Written exercise → Extract every record, keeping each one exactly as it is.

☆ ☆ ☆ ☆ ☆

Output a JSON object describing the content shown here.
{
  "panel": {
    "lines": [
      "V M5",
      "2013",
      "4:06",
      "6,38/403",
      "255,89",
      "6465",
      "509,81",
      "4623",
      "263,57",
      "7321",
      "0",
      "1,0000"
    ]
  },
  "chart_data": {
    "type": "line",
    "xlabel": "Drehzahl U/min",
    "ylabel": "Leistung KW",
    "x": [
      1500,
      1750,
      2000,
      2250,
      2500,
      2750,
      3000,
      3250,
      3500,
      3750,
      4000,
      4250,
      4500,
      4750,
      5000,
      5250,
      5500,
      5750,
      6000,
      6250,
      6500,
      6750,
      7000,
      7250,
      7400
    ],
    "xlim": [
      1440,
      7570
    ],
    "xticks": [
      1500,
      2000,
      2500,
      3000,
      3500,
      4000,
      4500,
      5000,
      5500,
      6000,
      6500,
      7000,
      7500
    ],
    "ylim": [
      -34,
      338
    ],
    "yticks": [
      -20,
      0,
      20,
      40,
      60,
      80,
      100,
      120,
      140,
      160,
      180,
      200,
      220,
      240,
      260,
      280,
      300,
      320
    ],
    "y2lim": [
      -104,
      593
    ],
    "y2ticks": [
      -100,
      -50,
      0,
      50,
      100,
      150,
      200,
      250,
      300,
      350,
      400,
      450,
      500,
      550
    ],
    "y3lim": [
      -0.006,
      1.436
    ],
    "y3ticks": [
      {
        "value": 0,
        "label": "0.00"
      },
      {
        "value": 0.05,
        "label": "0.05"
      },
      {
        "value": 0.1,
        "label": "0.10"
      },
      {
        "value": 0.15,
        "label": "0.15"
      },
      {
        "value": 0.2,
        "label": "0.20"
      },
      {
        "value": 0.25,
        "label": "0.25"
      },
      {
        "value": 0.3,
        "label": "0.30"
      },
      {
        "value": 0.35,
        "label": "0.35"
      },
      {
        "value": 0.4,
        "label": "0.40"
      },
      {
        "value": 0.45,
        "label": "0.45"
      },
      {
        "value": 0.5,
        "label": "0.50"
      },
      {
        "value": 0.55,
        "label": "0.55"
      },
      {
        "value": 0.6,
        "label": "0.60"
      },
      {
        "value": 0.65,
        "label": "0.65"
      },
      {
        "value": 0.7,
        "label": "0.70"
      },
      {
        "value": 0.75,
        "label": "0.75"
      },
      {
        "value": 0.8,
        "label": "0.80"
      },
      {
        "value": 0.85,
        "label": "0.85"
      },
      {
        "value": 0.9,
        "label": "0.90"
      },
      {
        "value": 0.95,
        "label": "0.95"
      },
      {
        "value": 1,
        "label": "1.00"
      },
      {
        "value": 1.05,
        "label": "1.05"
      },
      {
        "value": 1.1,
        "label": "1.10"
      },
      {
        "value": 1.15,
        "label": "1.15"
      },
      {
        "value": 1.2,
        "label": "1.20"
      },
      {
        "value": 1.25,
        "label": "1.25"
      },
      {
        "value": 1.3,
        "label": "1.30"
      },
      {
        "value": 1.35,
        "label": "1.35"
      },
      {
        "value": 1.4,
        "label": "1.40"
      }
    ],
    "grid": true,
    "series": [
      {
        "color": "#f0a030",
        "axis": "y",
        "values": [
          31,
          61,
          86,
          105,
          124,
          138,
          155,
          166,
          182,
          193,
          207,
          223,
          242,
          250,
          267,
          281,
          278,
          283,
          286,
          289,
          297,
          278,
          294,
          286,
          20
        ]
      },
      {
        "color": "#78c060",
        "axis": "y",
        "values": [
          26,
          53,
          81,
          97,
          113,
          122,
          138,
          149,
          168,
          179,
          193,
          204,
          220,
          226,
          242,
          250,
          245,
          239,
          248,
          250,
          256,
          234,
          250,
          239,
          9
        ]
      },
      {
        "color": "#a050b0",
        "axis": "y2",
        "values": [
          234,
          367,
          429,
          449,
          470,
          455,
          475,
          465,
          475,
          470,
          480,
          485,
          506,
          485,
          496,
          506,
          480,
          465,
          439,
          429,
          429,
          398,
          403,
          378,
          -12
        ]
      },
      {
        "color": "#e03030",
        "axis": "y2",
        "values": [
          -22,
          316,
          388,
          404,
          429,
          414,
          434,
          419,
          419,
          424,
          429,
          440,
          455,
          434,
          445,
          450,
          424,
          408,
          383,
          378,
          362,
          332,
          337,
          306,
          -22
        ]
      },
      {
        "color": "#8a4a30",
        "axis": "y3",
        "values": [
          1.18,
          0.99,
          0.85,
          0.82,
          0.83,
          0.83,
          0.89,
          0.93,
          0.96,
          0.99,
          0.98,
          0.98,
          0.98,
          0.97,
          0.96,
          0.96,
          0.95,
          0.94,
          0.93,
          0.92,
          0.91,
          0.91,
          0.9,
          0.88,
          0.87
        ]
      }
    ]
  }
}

☆ ☆ ☆ ☆ ☆

Written solution →
Output a JSON object describing the content shown here.
{
  "panel": {
    "lines": [
      "V M5",
      "2013",
      "4:06",
      "6,38/403",
      "255,89",
      "6465",
      "509,81",
      "4623",
      "263,57",
      "7321",
      "0",
      "1,0000"
    ]
  },
  "chart_data": {
    "type": "line",
    "xlabel": "Drehzahl U/min",
    "ylabel": "Leistung KW",
    "x": [
      1500,
      1750,
      2000,
      2250,
      2500,
      2750,
      3000,
      3250,
      3500,
      3750,
      4000,
      4250,
      4500,
      4750,
      5000,
      5250,
      5500,
      5750,
      6000,
      6250,
      6500,
      6750,
      7000,
      7250,
      7400
    ],
    "xlim": [
      1440,
      7570
    ],
    "xticks": [
      1500,
      2000,
      2500,
      3000,
      3500,
      4000,
      4500,
      5000,
      5500,
      6000,
      6500,
      7000,
      7500
    ],
    "ylim": [
      -34,
      338
    ],
    "yticks": [
      -20,
      0,
      20,
      40,
      60,
      80,
      100,
      120,
      140,
      160,
      180,
      200,
      220,
      240,
      260,
      280,
      300,
      320
    ],
    "y2lim": [
      -104,
      593
    ],
    "y2ticks": [
      -100,
      -50,
      0,
      50,
      100,
      150,
      200,
      250,
      300,
      350,
      400,
      450,
      500,
      550
    ],
    "y3lim": [
      -0.006,
      1.436
    ],
    "y3ticks": [
      {
        "value": 0,
        "label": "0.00"
      },
      {
        "value": 0.05,
        "label": "0.05"
      },
      {
        "value": 0.1,
        "label": "0.10"
      },
      {
        "value": 0.15,
        "label": "0.15"
      },
      {
        "value": 0.2,
        "label": "0.20"
      },
      {
        "value": 0.25,
        "label": "0.25"
      },
      {
        "value": 0.3,
        "label": "0.30"
      },
      {
        "value": 0.35,
        "label": "0.35"
      },
      {
        "value": 0.4,
        "label": "0.40"
      },
      {
        "value": 0.45,
        "label": "0.45"
      },
      {
        "value": 0.5,
        "label": "0.50"
      },
      {
        "value": 0.55,
        "label": "0.55"
      },
      {
        "value": 0.6,
        "label": "0.60"
      },
      {
        "value": 0.65,
        "label": "0.65"
      },
      {
        "value": 0.7,
        "label": "0.70"
      },
      {
        "value": 0.75,
        "label": "0.75"
      },
      {
        "value": 0.8,
        "label": "0.80"
      },
      {
        "value": 0.85,
        "label": "0.85"
      },
      {
        "value": 0.9,
        "label": "0.90"
      },
      {
        "value": 0.95,
        "label": "0.95"
      },
      {
        "value": 1,
        "label": "1.00"
      },
      {
        "value": 1.05,
        "label": "1.05"
      },
      {
        "value": 1.1,
        "label": "1.10"
      },
      {
        "value": 1.15,
        "label": "1.15"
      },
      {
        "value": 1.2,
        "label": "1.20"
      },
      {
        "value": 1.25,
        "label": "1.25"
      },
      {
        "value": 1.3,
        "label": "1.30"
      },
      {
        "value": 1.35,
        "label": "1.35"
      },
      {
        "value": 1.4,
        "label": "1.40"
      }
    ],
    "grid": true,
    "series": [
      {
        "color": "#f0a030",
        "axis": "y",
        "values": [
          31,
          61,
          86,
          105,
          124,
          138,
          155,
          166,
          182,
          193,
          207,
          223,
          242,
          250,
          267,
          281,
          278,
          283,
          286,
          289,
          297,
          278,
          294,
          286,
          20
        ]
      },
      {
        "color": "#78c060",
        "axis": "y",
        "values": [
          26,
          53,
          81,
          97,
          113,
          122,
          138,
          149,
          168,
          179,
          193,
          204,
          220,
          226,
          242,
          250,
          245,
          239,
          248,
          250,
          256,
          234,
          250,
          239,
          9
        ]
      },
      {
        "color": "#a050b0",
        "axis": "y2",
        "values": [
          234,
          367,
          429,
          449,
          470,
          455,
          475,
          465,
          475,
          470,
          480,
          485,
          506,
          485,
          496,
          506,
          480,
          465,
          439,
          429,
          429,
          398,
          403,
          378,
          -12
        ]
      },
      {
        "color": "#e03030",
        "axis": "y2",
        "values": [
          -22,
          316,
          388,
          404,
          429,
          414,
          434,
          419,
          419,
          424,
          429,
          440,
          455,
          434,
          445,
          450,
          424,
          408,
          383,
          378,
          362,
          332,
          337,
          306,
          -22
        ]
      },
      {
        "color": "#8a4a30",
        "axis": "y3",
        "values": [
          1.18,
          0.99,
          0.85,
          0.82,
          0.83,
          0.83,
          0.89,
          0.93,
          0.96,
          0.99,
          0.98,
          0.98,
          0.98,
          0.97,
          0.96,
          0.96,
          0.95,
          0.94,
          0.93,
          0.92,
          0.91,
          0.91,
          0.9,
          0.88,
          0.87
        ]
      }
    ]
  }
}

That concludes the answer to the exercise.